■ **Dataset records**:

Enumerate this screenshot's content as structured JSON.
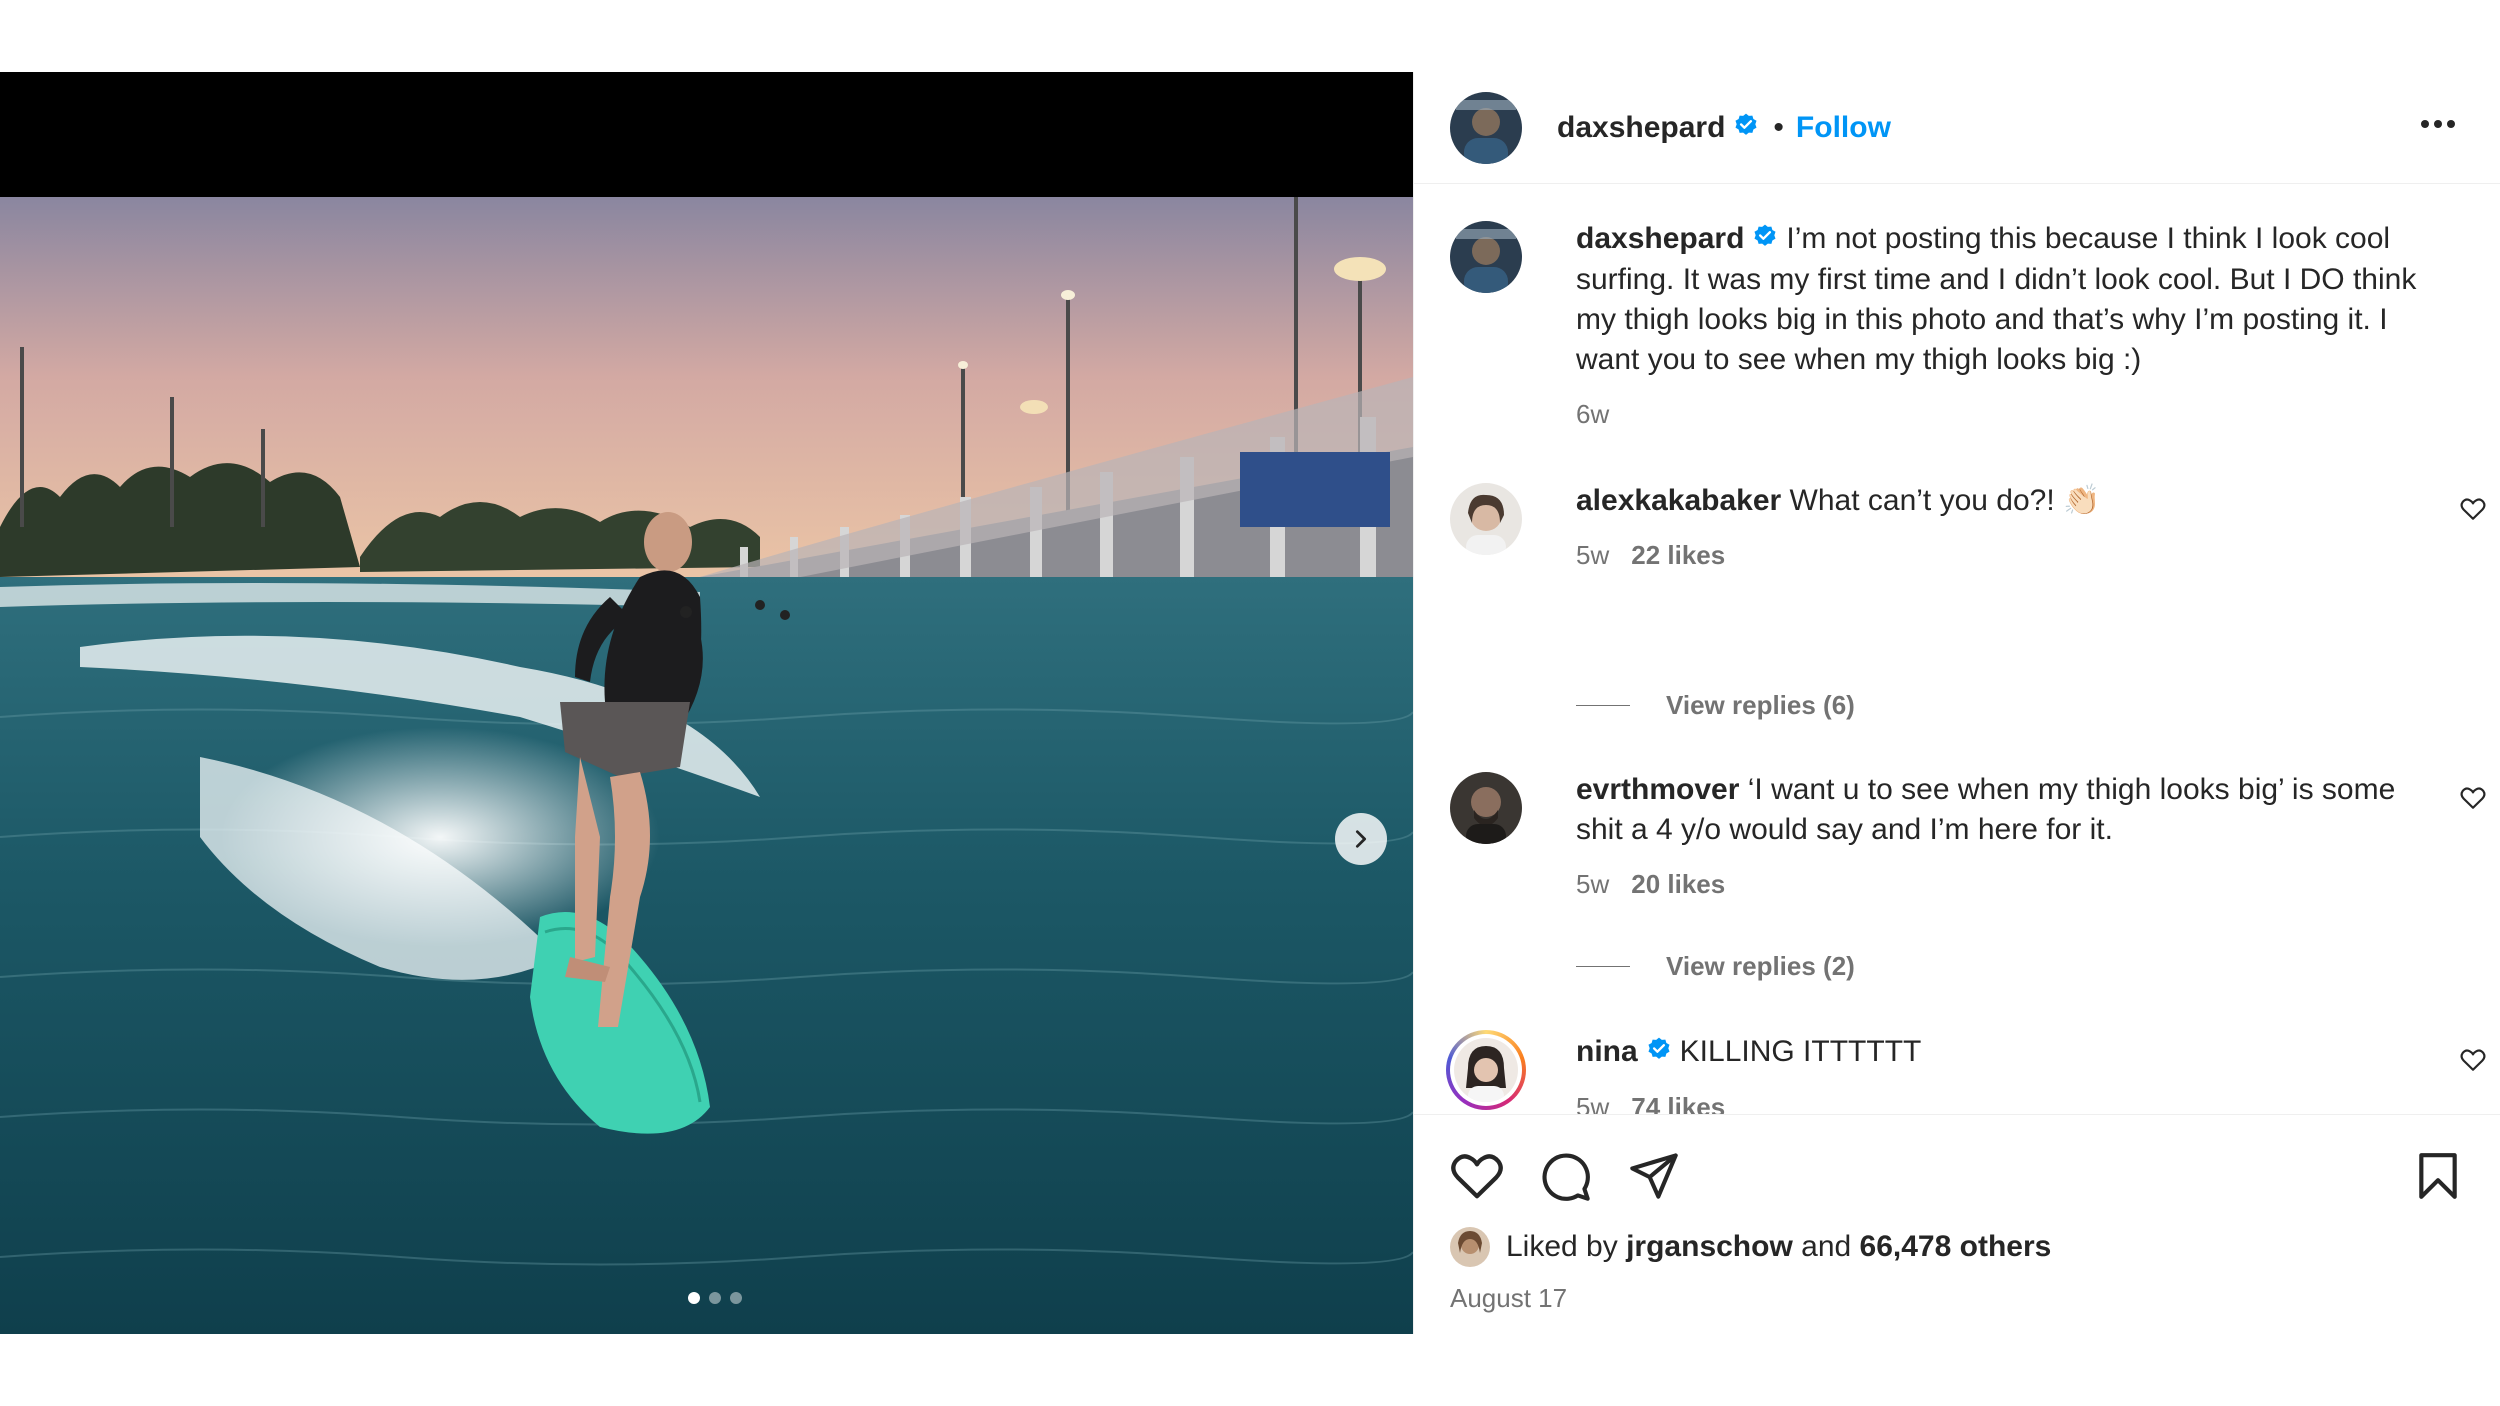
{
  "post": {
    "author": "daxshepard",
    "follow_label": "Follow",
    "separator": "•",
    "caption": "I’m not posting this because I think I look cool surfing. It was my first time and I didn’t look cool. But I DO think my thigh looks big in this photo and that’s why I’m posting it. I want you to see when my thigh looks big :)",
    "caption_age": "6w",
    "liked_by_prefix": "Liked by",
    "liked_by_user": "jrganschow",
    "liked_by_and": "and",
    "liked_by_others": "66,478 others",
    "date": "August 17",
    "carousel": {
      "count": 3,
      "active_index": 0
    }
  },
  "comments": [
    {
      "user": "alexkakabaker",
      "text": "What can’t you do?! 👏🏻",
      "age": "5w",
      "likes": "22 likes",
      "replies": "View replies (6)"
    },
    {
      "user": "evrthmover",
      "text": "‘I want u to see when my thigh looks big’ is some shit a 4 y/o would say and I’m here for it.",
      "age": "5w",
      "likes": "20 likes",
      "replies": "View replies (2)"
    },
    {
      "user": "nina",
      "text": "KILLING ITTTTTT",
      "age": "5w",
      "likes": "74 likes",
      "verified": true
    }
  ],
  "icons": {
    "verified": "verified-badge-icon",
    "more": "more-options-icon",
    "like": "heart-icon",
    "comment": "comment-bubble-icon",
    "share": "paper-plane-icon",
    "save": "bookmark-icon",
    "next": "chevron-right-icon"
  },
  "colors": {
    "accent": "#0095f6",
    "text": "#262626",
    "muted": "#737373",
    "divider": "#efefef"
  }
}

---

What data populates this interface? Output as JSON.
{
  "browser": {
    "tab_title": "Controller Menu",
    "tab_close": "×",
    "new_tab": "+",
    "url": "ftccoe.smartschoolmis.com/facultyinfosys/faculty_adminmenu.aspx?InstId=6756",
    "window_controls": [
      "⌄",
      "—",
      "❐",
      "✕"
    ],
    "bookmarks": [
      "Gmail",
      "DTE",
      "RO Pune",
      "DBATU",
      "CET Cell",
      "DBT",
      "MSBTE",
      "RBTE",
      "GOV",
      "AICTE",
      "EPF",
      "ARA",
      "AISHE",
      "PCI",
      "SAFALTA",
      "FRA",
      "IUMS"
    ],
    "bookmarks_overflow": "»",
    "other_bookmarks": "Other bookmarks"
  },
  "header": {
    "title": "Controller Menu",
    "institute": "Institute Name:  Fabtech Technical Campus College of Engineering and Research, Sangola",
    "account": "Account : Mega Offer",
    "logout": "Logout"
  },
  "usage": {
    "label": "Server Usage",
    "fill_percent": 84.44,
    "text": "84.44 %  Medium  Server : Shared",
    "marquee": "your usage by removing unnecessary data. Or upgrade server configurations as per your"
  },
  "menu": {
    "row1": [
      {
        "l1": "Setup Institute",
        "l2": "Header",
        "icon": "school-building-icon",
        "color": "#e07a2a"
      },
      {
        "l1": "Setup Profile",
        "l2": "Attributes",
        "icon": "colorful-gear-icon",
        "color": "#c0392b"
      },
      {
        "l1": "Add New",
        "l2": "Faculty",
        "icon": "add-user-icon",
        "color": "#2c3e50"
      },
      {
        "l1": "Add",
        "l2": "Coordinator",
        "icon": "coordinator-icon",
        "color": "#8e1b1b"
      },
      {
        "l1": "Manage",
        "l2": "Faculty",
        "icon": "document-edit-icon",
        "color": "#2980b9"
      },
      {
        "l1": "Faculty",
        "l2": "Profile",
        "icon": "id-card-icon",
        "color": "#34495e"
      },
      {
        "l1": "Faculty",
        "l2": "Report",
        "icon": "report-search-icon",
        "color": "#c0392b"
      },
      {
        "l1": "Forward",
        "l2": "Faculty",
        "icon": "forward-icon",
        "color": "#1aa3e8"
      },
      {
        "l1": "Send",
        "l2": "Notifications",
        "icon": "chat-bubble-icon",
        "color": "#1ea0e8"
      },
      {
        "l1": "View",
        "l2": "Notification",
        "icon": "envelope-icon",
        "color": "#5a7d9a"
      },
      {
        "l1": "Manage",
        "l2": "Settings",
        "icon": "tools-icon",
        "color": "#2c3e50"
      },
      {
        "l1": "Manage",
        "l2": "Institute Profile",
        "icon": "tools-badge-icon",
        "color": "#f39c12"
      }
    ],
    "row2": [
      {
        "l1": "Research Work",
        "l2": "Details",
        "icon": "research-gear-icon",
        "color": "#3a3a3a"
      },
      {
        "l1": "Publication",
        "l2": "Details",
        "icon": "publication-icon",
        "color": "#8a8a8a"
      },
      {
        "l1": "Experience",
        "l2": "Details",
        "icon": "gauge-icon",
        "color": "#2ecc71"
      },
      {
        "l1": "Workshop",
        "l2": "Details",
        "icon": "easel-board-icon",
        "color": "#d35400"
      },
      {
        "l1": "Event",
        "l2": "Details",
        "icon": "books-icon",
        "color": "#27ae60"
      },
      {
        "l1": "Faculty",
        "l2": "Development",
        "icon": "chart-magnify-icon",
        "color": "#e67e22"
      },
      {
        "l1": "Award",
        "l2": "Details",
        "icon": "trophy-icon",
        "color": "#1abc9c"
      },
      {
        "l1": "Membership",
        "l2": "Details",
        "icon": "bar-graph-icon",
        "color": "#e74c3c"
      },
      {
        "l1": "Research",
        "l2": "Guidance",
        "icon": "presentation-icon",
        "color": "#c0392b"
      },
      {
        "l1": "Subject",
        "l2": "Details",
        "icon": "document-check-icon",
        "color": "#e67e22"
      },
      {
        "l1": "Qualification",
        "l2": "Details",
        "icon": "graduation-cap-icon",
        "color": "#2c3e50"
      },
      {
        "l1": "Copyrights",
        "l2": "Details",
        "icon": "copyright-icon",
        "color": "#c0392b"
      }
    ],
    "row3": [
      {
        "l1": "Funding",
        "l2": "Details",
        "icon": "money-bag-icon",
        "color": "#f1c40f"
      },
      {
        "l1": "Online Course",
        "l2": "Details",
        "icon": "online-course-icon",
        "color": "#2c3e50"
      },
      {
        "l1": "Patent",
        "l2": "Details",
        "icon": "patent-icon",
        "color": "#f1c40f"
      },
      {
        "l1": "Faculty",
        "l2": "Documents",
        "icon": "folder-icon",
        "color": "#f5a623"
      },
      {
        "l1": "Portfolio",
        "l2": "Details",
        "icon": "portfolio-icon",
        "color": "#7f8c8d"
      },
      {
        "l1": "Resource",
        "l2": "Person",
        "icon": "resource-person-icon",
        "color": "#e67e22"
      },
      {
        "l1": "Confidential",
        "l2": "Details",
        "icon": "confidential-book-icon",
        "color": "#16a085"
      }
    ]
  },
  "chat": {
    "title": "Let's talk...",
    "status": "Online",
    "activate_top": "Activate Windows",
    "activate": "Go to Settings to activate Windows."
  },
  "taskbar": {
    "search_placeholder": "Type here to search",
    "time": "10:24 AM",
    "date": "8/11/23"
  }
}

■ **THE REQUEST**: Find every line above that contains the word "tools", and return each one.

■ **REPLY**:
        "icon": "tools-icon",
        "icon": "tools-badge-icon",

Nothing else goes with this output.